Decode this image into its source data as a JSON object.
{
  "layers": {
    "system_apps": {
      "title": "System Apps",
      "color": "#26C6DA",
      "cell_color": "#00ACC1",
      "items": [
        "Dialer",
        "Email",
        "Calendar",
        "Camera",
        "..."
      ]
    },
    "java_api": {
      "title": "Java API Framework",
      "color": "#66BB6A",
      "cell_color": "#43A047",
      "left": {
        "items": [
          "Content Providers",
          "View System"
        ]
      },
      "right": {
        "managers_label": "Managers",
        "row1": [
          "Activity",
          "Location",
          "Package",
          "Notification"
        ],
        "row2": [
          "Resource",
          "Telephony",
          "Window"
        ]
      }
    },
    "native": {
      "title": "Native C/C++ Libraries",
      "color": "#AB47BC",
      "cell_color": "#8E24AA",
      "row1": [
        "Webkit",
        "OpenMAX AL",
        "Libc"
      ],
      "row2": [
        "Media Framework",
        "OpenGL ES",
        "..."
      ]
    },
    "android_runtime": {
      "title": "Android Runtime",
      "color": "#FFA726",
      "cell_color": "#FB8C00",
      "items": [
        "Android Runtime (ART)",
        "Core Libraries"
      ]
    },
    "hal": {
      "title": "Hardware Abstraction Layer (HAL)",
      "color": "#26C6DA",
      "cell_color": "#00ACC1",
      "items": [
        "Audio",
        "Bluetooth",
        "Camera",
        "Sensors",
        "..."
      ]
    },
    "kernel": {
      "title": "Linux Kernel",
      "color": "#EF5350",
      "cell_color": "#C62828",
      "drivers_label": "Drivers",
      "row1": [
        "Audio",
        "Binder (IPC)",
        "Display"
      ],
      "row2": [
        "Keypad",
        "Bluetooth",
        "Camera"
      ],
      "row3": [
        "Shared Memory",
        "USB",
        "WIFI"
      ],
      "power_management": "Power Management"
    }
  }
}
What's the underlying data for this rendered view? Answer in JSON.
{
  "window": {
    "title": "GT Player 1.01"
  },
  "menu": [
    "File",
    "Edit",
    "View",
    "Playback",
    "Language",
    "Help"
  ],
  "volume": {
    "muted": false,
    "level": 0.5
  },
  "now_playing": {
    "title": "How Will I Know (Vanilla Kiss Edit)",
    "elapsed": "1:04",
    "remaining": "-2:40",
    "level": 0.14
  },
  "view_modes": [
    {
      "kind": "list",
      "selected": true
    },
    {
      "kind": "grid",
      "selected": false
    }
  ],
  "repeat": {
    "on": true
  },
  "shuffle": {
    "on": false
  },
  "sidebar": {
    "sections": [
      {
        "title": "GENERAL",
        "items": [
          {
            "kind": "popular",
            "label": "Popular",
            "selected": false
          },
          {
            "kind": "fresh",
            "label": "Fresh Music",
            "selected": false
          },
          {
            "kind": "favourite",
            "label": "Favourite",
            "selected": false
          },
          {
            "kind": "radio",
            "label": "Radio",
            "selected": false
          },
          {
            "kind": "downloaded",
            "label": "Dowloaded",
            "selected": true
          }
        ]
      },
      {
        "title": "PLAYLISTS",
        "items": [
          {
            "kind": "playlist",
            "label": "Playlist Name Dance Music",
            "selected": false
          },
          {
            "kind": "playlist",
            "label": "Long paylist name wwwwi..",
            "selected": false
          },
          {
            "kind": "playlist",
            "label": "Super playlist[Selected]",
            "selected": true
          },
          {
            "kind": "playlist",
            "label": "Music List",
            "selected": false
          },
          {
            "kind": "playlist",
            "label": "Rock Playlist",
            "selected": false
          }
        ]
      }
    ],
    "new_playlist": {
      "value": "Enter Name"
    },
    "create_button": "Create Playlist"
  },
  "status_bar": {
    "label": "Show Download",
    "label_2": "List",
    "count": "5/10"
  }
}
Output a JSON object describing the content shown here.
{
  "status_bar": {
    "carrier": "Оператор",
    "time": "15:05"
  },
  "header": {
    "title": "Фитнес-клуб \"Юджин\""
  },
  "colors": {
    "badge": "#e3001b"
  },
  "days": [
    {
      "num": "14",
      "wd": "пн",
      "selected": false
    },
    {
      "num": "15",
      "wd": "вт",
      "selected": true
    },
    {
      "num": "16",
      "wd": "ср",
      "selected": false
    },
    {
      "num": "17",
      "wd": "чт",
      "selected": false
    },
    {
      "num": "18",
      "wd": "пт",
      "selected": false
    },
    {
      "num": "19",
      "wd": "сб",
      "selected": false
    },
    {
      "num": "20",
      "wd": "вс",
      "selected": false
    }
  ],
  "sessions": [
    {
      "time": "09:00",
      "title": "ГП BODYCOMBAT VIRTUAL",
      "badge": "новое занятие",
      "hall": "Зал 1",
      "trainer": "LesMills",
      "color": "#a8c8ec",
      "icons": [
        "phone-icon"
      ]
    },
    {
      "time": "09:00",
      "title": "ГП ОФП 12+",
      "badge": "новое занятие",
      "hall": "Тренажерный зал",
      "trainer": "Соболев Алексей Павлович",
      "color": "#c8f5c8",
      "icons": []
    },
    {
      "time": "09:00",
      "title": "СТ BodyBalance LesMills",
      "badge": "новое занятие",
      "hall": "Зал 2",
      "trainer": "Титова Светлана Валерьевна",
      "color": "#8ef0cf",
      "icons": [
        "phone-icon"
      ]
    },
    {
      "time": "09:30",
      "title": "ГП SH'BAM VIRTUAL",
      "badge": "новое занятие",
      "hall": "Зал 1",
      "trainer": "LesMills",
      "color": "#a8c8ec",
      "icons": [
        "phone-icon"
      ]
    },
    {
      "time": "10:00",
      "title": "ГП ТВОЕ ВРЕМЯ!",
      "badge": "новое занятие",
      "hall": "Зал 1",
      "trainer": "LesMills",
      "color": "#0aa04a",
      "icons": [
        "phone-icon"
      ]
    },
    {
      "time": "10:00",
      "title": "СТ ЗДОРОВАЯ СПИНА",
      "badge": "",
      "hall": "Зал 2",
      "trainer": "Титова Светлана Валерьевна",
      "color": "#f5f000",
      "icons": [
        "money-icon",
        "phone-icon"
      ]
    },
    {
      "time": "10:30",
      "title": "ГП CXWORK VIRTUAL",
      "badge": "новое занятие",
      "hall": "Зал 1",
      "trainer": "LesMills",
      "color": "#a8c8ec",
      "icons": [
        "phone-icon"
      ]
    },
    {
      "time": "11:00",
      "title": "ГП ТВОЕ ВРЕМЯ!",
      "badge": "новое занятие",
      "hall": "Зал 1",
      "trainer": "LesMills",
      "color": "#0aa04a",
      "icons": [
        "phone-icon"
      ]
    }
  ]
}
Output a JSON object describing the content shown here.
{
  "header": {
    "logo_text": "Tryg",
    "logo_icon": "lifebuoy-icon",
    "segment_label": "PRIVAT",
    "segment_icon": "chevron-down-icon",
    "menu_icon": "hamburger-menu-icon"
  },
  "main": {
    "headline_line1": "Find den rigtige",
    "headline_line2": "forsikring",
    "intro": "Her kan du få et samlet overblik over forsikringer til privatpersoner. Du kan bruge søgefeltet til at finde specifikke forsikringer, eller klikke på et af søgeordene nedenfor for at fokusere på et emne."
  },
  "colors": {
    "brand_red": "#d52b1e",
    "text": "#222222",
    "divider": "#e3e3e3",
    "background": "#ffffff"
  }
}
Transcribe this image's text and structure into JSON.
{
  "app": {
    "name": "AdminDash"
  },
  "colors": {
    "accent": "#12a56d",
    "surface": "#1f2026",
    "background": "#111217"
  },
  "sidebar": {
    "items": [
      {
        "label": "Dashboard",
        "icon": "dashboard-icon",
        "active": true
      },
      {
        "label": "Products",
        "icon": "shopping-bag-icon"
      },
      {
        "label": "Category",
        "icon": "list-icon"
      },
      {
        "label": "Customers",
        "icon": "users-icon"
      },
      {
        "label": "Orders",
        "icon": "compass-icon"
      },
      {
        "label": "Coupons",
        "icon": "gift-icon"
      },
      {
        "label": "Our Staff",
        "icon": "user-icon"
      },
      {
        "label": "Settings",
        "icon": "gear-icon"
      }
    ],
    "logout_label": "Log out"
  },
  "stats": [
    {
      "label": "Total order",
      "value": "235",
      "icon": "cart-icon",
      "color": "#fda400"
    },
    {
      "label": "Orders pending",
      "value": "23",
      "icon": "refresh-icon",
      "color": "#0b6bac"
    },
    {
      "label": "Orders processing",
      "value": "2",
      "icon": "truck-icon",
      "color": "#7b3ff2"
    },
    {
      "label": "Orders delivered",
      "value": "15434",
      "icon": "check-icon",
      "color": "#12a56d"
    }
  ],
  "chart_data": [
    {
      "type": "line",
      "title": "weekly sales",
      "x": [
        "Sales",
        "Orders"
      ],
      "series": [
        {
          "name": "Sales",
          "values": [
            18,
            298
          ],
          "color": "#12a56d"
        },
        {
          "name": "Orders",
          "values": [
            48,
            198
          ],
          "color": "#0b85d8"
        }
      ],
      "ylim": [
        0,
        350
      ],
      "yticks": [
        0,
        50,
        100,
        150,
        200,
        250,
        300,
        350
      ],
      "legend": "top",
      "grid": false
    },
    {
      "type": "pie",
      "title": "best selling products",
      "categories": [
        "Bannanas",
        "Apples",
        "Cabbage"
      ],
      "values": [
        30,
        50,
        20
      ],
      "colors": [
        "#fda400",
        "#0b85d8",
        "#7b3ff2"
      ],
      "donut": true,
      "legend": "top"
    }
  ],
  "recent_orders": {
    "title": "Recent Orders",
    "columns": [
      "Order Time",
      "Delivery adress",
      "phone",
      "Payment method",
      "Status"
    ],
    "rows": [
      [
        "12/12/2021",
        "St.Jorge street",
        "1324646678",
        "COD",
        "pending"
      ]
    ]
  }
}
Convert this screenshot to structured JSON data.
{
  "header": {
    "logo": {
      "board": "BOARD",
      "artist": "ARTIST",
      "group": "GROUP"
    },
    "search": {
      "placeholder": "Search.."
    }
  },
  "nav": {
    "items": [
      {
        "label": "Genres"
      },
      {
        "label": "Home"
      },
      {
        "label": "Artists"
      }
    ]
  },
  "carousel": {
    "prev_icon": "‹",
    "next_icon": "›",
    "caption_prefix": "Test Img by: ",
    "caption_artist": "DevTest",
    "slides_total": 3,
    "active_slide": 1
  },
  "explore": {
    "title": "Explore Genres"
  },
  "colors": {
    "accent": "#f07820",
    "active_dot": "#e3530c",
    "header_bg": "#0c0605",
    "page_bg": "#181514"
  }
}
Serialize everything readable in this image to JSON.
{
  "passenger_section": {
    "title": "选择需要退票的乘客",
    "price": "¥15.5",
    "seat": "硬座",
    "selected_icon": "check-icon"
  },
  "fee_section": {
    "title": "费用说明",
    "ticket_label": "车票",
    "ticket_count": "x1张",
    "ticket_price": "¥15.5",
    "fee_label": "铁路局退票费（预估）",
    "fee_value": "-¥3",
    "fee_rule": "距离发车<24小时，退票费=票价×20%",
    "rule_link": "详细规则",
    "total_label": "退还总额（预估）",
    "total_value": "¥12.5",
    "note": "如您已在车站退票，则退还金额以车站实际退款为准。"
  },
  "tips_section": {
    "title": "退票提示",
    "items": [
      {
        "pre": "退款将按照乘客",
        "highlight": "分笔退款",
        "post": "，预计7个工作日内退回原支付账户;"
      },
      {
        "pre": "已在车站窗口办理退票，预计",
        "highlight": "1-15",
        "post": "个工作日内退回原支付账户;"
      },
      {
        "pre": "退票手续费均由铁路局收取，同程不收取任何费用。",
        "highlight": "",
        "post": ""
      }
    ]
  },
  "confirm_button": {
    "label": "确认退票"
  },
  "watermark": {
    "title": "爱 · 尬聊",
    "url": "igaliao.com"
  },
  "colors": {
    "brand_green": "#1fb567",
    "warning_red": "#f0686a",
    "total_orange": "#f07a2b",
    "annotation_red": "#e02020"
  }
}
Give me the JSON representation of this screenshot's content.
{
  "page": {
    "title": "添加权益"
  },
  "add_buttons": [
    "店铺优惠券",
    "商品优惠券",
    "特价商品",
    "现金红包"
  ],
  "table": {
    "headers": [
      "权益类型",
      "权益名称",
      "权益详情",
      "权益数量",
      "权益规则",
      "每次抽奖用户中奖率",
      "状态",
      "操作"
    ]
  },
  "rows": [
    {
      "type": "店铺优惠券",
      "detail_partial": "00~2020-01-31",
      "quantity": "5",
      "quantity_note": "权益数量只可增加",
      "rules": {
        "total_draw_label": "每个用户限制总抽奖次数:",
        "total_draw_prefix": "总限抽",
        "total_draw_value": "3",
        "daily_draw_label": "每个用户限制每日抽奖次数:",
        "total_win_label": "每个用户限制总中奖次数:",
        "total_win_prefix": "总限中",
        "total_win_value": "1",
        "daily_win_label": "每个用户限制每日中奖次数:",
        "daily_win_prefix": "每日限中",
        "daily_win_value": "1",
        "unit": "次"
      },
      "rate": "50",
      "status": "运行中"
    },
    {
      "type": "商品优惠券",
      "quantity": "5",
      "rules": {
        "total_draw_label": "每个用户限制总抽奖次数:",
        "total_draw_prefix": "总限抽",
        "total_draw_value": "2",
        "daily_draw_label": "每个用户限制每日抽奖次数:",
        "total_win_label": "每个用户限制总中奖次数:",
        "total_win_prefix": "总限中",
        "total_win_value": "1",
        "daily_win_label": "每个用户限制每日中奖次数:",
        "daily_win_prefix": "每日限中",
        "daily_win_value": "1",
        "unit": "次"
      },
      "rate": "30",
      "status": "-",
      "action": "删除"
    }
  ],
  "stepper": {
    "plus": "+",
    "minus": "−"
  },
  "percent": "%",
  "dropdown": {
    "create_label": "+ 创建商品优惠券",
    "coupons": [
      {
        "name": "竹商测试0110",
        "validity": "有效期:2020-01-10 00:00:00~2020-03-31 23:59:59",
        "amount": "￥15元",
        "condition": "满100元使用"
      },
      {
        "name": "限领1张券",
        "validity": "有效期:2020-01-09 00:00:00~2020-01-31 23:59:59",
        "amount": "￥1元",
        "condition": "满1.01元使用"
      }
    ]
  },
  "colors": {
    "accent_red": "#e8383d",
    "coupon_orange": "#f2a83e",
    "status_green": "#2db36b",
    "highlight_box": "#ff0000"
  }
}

◆ Work to be completed
Which lines contain "check"? Show each of them.

◆ Result of the task
      "icon": "check-icon",
    "selected_icon": "check-icon"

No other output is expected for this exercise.